• [Directive]:
Output every entry exactly as written, skipping any pictures.

• [Material provided]:
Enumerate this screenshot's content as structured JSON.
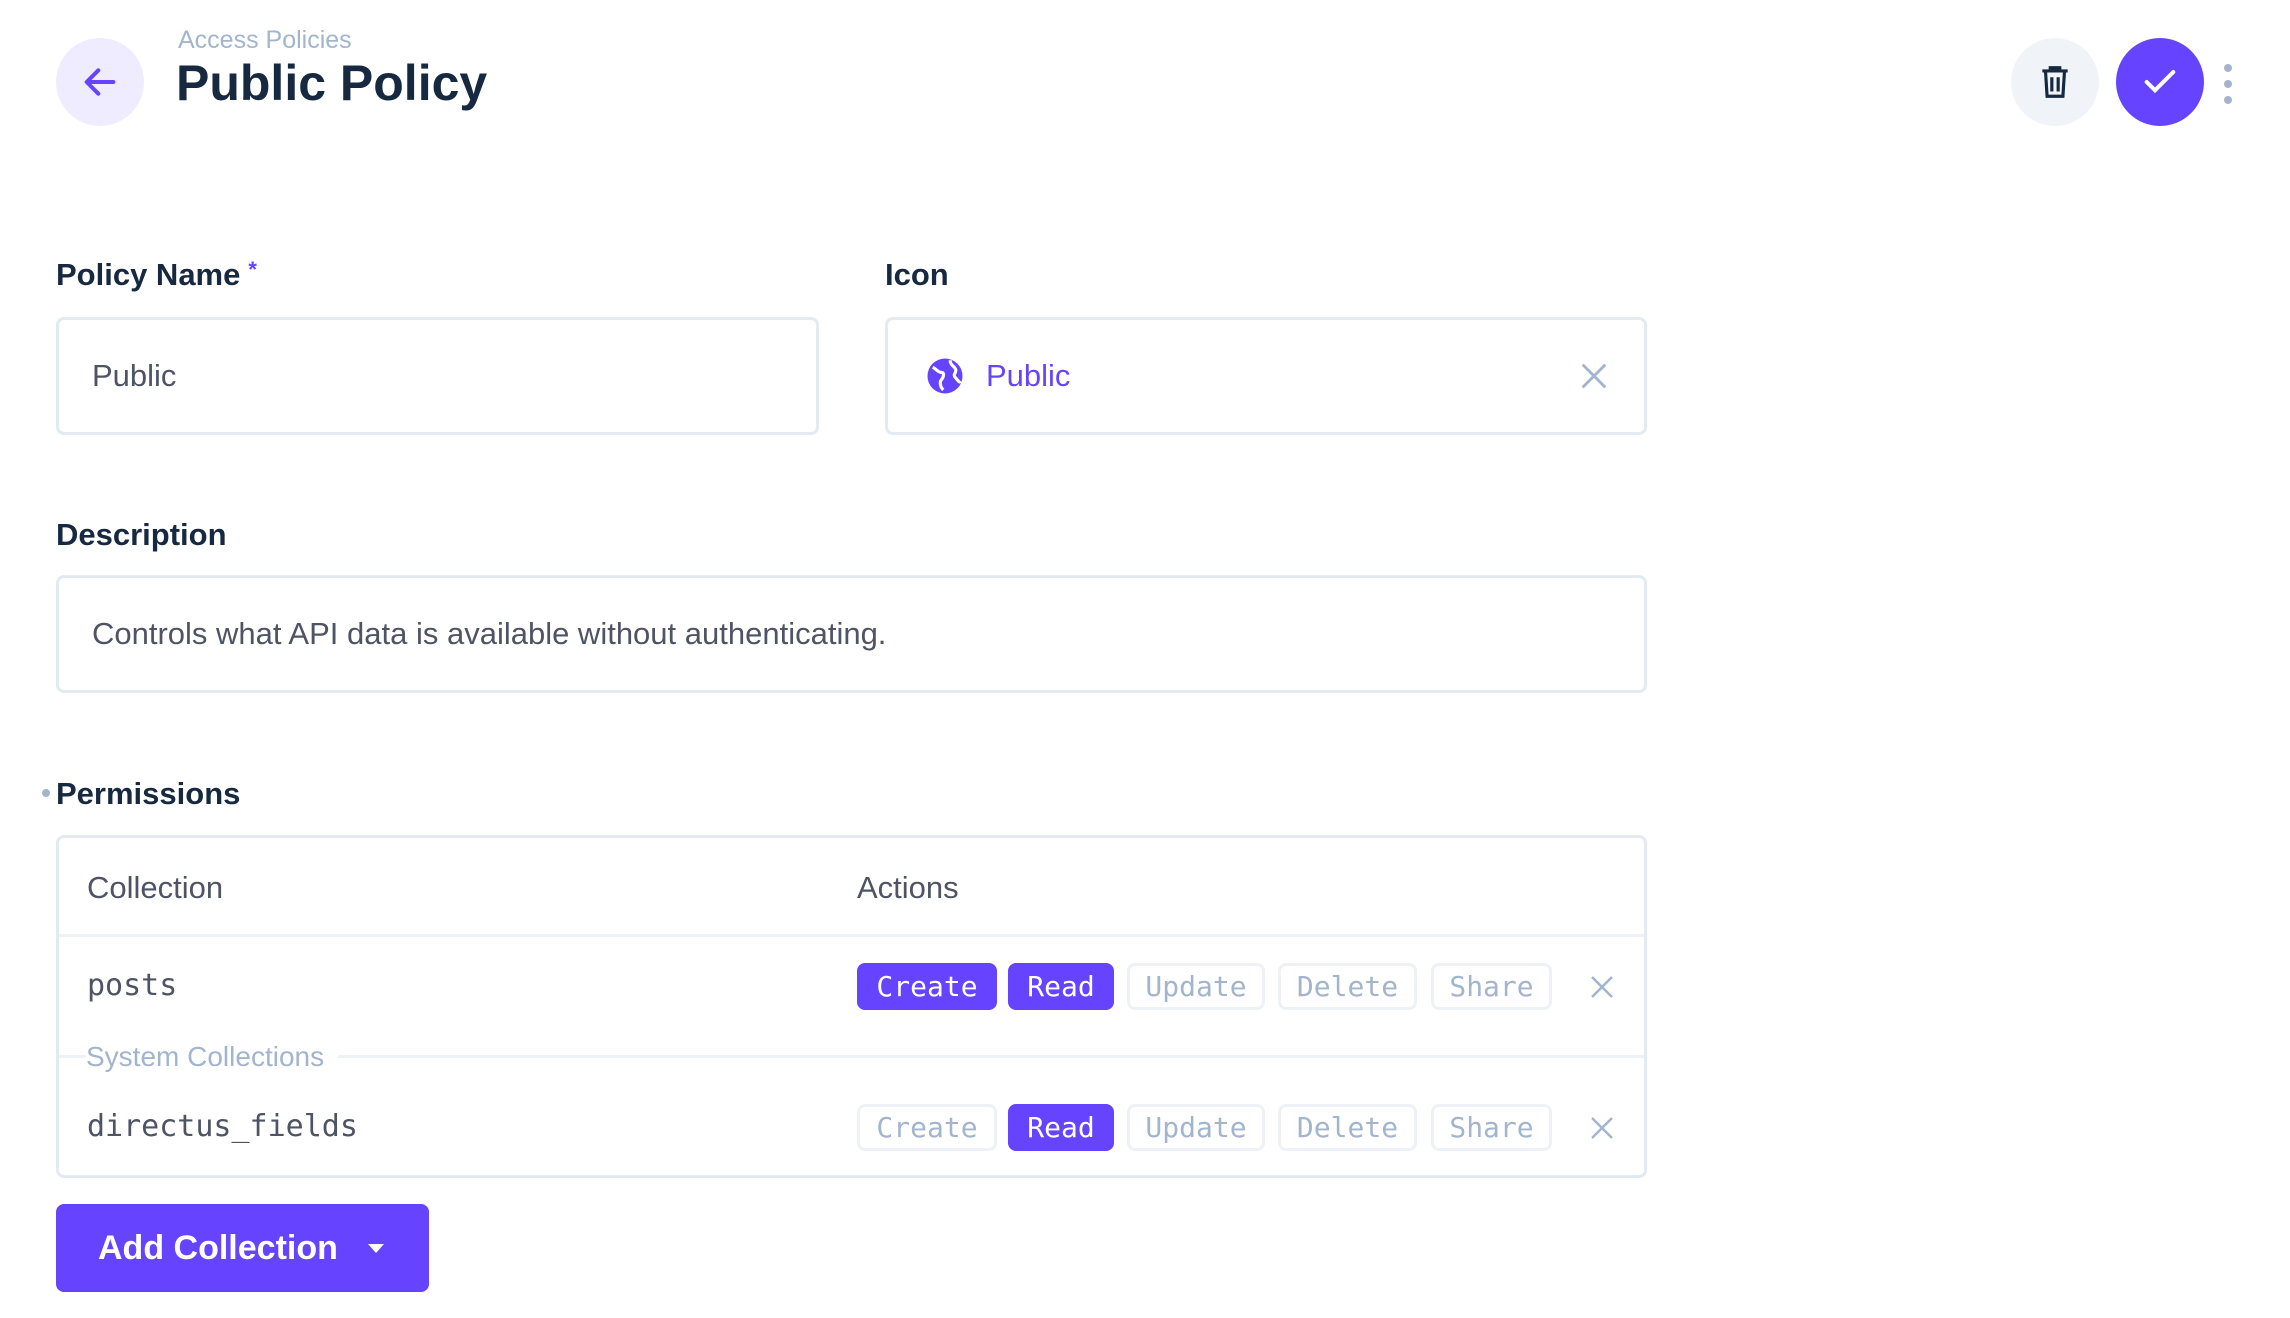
{
  "header": {
    "breadcrumb": "Access Policies",
    "title": "Public Policy"
  },
  "form": {
    "policy_name": {
      "label": "Policy Name",
      "required_mark": "*",
      "value": "Public"
    },
    "icon": {
      "label": "Icon",
      "value": "Public",
      "icon": "public-globe-icon"
    },
    "description": {
      "label": "Description",
      "value": "Controls what API data is available without authenticating."
    },
    "permissions": {
      "label": "Permissions",
      "headers": {
        "collection": "Collection",
        "actions": "Actions"
      },
      "group_label": "System Collections",
      "rows": [
        {
          "collection": "posts",
          "actions": [
            {
              "label": "Create",
              "on": true
            },
            {
              "label": "Read",
              "on": true
            },
            {
              "label": "Update",
              "on": false
            },
            {
              "label": "Delete",
              "on": false
            },
            {
              "label": "Share",
              "on": false
            }
          ]
        },
        {
          "collection": "directus_fields",
          "actions": [
            {
              "label": "Create",
              "on": false
            },
            {
              "label": "Read",
              "on": true
            },
            {
              "label": "Update",
              "on": false
            },
            {
              "label": "Delete",
              "on": false
            },
            {
              "label": "Share",
              "on": false
            }
          ]
        }
      ],
      "add_button": "Add Collection"
    }
  },
  "colors": {
    "accent": "#6644ff",
    "text": "#172940",
    "muted": "#a2b5cd",
    "border": "#e4eaf1"
  }
}
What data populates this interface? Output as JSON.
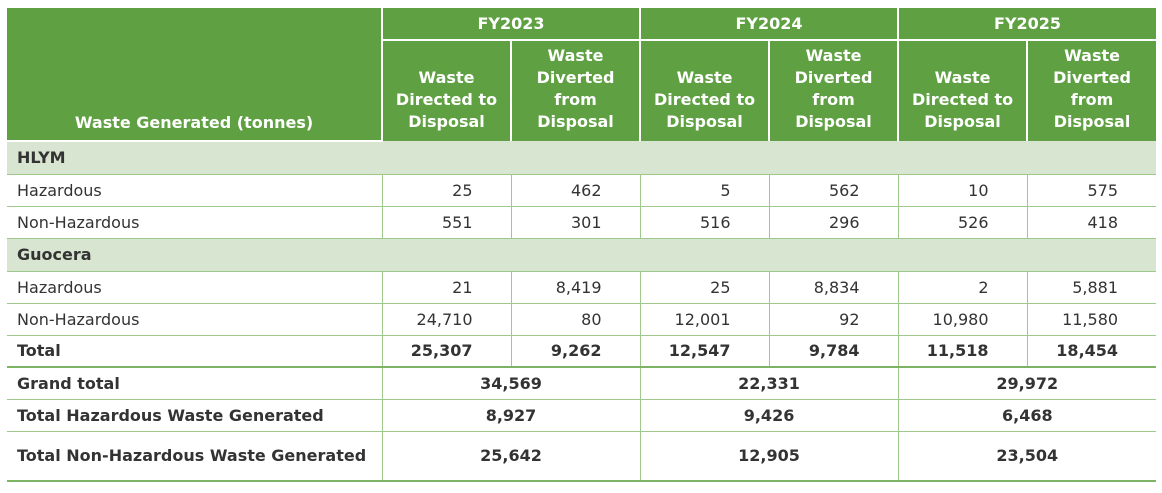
{
  "header": {
    "row_label": "Waste Generated (tonnes)",
    "years": [
      "FY2023",
      "FY2024",
      "FY2025"
    ],
    "col_a": [
      "Waste",
      "Directed to",
      "Disposal"
    ],
    "col_b": [
      "Waste",
      "Diverted",
      "from",
      "Disposal"
    ]
  },
  "groups": [
    {
      "name": "HLYM",
      "rows": [
        {
          "label": "Hazardous",
          "values": [
            "25",
            "462",
            "5",
            "562",
            "10",
            "575"
          ]
        },
        {
          "label": "Non-Hazardous",
          "values": [
            "551",
            "301",
            "516",
            "296",
            "526",
            "418"
          ]
        }
      ]
    },
    {
      "name": "Guocera",
      "rows": [
        {
          "label": "Hazardous",
          "values": [
            "21",
            "8,419",
            "25",
            "8,834",
            "2",
            "5,881"
          ]
        },
        {
          "label": "Non-Hazardous",
          "values": [
            "24,710",
            "80",
            "12,001",
            "92",
            "10,980",
            "11,580"
          ]
        }
      ]
    }
  ],
  "total": {
    "label": "Total",
    "values": [
      "25,307",
      "9,262",
      "12,547",
      "9,784",
      "11,518",
      "18,454"
    ]
  },
  "summary": [
    {
      "label": "Grand total",
      "values": [
        "34,569",
        "22,331",
        "29,972"
      ]
    },
    {
      "label": "Total Hazardous Waste Generated",
      "values": [
        "8,927",
        "9,426",
        "6,468"
      ]
    },
    {
      "label": "Total Non-Hazardous Waste Generated",
      "values": [
        "25,642",
        "12,905",
        "23,504"
      ]
    }
  ]
}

• [Task output]:
Enumerate this screenshot's content as structured JSON.
{
  "header": {
    "breadcrumb": "Access Policies",
    "title": "Public Policy"
  },
  "form": {
    "policy_name": {
      "label": "Policy Name",
      "required_mark": "*",
      "value": "Public"
    },
    "icon": {
      "label": "Icon",
      "value": "Public",
      "icon": "public-globe-icon"
    },
    "description": {
      "label": "Description",
      "value": "Controls what API data is available without authenticating."
    },
    "permissions": {
      "label": "Permissions",
      "headers": {
        "collection": "Collection",
        "actions": "Actions"
      },
      "group_label": "System Collections",
      "rows": [
        {
          "collection": "posts",
          "actions": [
            {
              "label": "Create",
              "on": true
            },
            {
              "label": "Read",
              "on": true
            },
            {
              "label": "Update",
              "on": false
            },
            {
              "label": "Delete",
              "on": false
            },
            {
              "label": "Share",
              "on": false
            }
          ]
        },
        {
          "collection": "directus_fields",
          "actions": [
            {
              "label": "Create",
              "on": false
            },
            {
              "label": "Read",
              "on": true
            },
            {
              "label": "Update",
              "on": false
            },
            {
              "label": "Delete",
              "on": false
            },
            {
              "label": "Share",
              "on": false
            }
          ]
        }
      ],
      "add_button": "Add Collection"
    }
  },
  "colors": {
    "accent": "#6644ff",
    "text": "#172940",
    "muted": "#a2b5cd",
    "border": "#e4eaf1"
  }
}
What data populates this interface? Output as JSON.
{
  "header": {
    "row_label": "Waste Generated (tonnes)",
    "years": [
      "FY2023",
      "FY2024",
      "FY2025"
    ],
    "col_a": [
      "Waste",
      "Directed to",
      "Disposal"
    ],
    "col_b": [
      "Waste",
      "Diverted",
      "from",
      "Disposal"
    ]
  },
  "groups": [
    {
      "name": "HLYM",
      "rows": [
        {
          "label": "Hazardous",
          "values": [
            "25",
            "462",
            "5",
            "562",
            "10",
            "575"
          ]
        },
        {
          "label": "Non-Hazardous",
          "values": [
            "551",
            "301",
            "516",
            "296",
            "526",
            "418"
          ]
        }
      ]
    },
    {
      "name": "Guocera",
      "rows": [
        {
          "label": "Hazardous",
          "values": [
            "21",
            "8,419",
            "25",
            "8,834",
            "2",
            "5,881"
          ]
        },
        {
          "label": "Non-Hazardous",
          "values": [
            "24,710",
            "80",
            "12,001",
            "92",
            "10,980",
            "11,580"
          ]
        }
      ]
    }
  ],
  "total": {
    "label": "Total",
    "values": [
      "25,307",
      "9,262",
      "12,547",
      "9,784",
      "11,518",
      "18,454"
    ]
  },
  "summary": [
    {
      "label": "Grand total",
      "values": [
        "34,569",
        "22,331",
        "29,972"
      ]
    },
    {
      "label": "Total Hazardous Waste Generated",
      "values": [
        "8,927",
        "9,426",
        "6,468"
      ]
    },
    {
      "label": "Total Non-Hazardous Waste Generated",
      "values": [
        "25,642",
        "12,905",
        "23,504"
      ]
    }
  ]
}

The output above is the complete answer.